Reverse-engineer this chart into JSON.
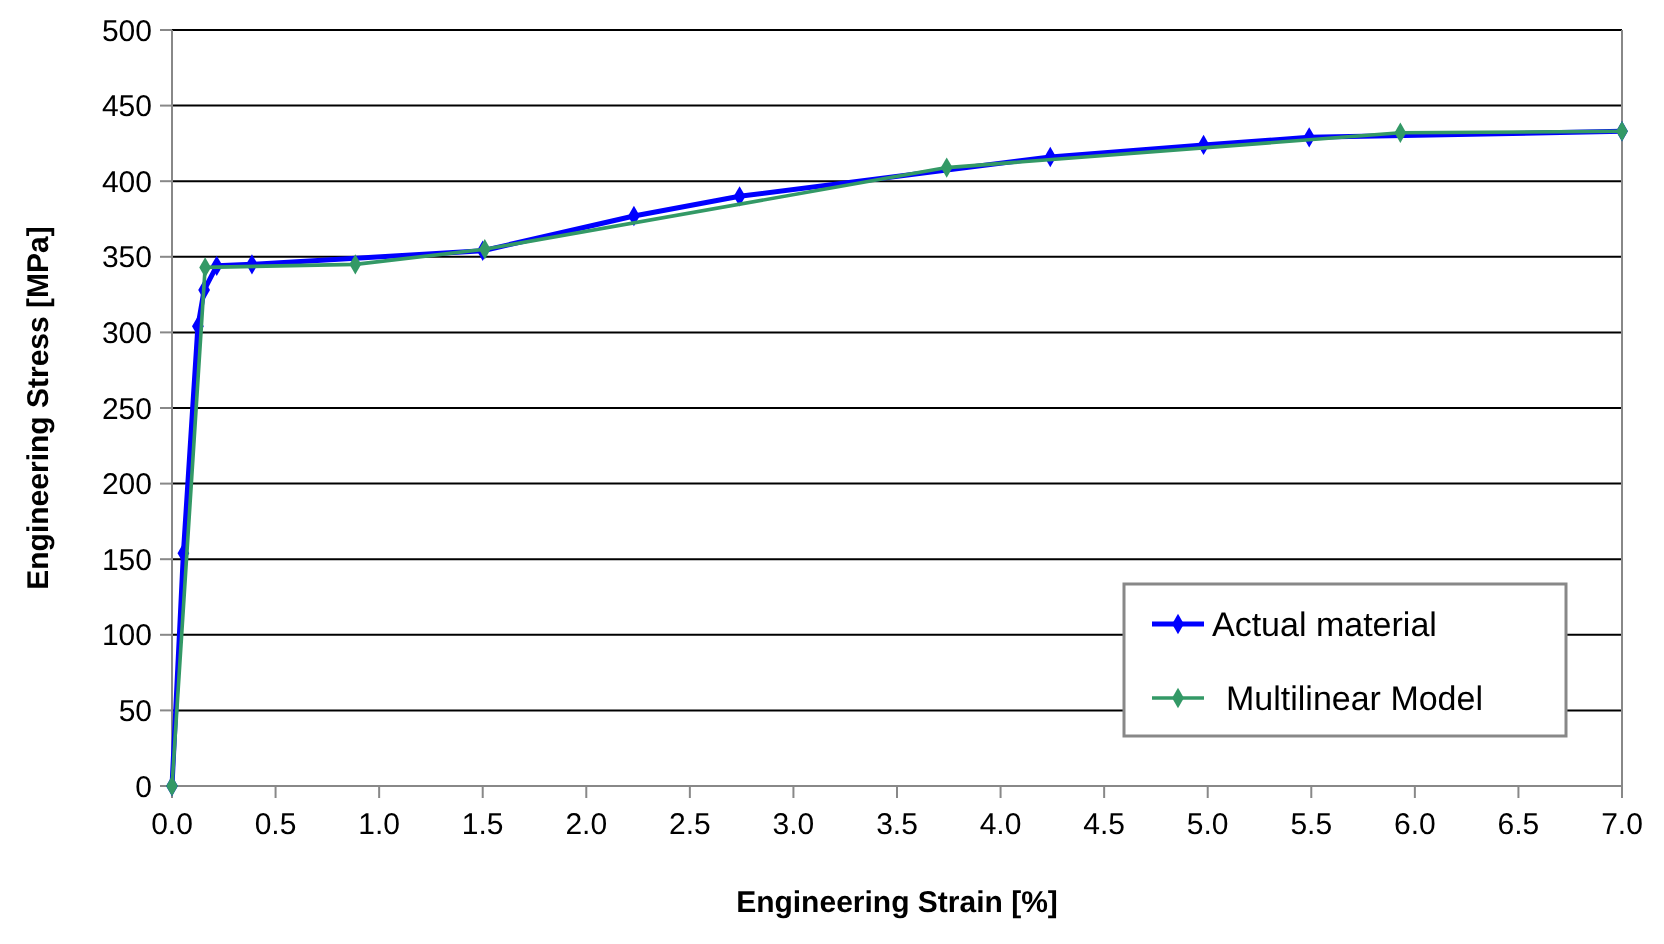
{
  "chart_data": {
    "type": "line",
    "xlabel": "Engineering Strain [%]",
    "ylabel": "Engineering Stress [MPa]",
    "xlim": [
      0,
      7
    ],
    "xticks": [
      {
        "value": 0,
        "label": "0.0"
      },
      {
        "value": 0.5,
        "label": "0.5"
      },
      {
        "value": 1,
        "label": "1.0"
      },
      {
        "value": 1.5,
        "label": "1.5"
      },
      {
        "value": 2,
        "label": "2.0"
      },
      {
        "value": 2.5,
        "label": "2.5"
      },
      {
        "value": 3,
        "label": "3.0"
      },
      {
        "value": 3.5,
        "label": "3.5"
      },
      {
        "value": 4,
        "label": "4.0"
      },
      {
        "value": 4.5,
        "label": "4.5"
      },
      {
        "value": 5,
        "label": "5.0"
      },
      {
        "value": 5.5,
        "label": "5.5"
      },
      {
        "value": 6,
        "label": "6.0"
      },
      {
        "value": 6.5,
        "label": "6.5"
      },
      {
        "value": 7,
        "label": "7.0"
      }
    ],
    "ylim": [
      0,
      500
    ],
    "yticks": [
      0,
      50,
      100,
      150,
      200,
      250,
      300,
      350,
      400,
      450,
      500
    ],
    "grid": "y",
    "legend": "bottom right",
    "marker": "diamond",
    "line_style": "solid",
    "series": [
      {
        "name": "Actual material",
        "color": "#0000ff",
        "x": [
          0,
          0.055,
          0.125,
          0.155,
          0.216,
          0.386,
          1.5,
          2.23,
          2.74,
          4.24,
          4.98,
          5.49,
          7.0
        ],
        "values": [
          0,
          154,
          304,
          328,
          344,
          345,
          354,
          377,
          390,
          416,
          424,
          429,
          433
        ]
      },
      {
        "name": "Multilinear Model",
        "color": "#339966",
        "x": [
          0,
          0.16,
          0.885,
          1.51,
          3.74,
          5.93,
          7.0
        ],
        "values": [
          0,
          343,
          345,
          355,
          409,
          432,
          433
        ]
      }
    ]
  }
}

_Task details_
Copy each line of the records containing the string "name".

_Written answer_
        "name": "Actual material",
        "name": "Multilinear Model",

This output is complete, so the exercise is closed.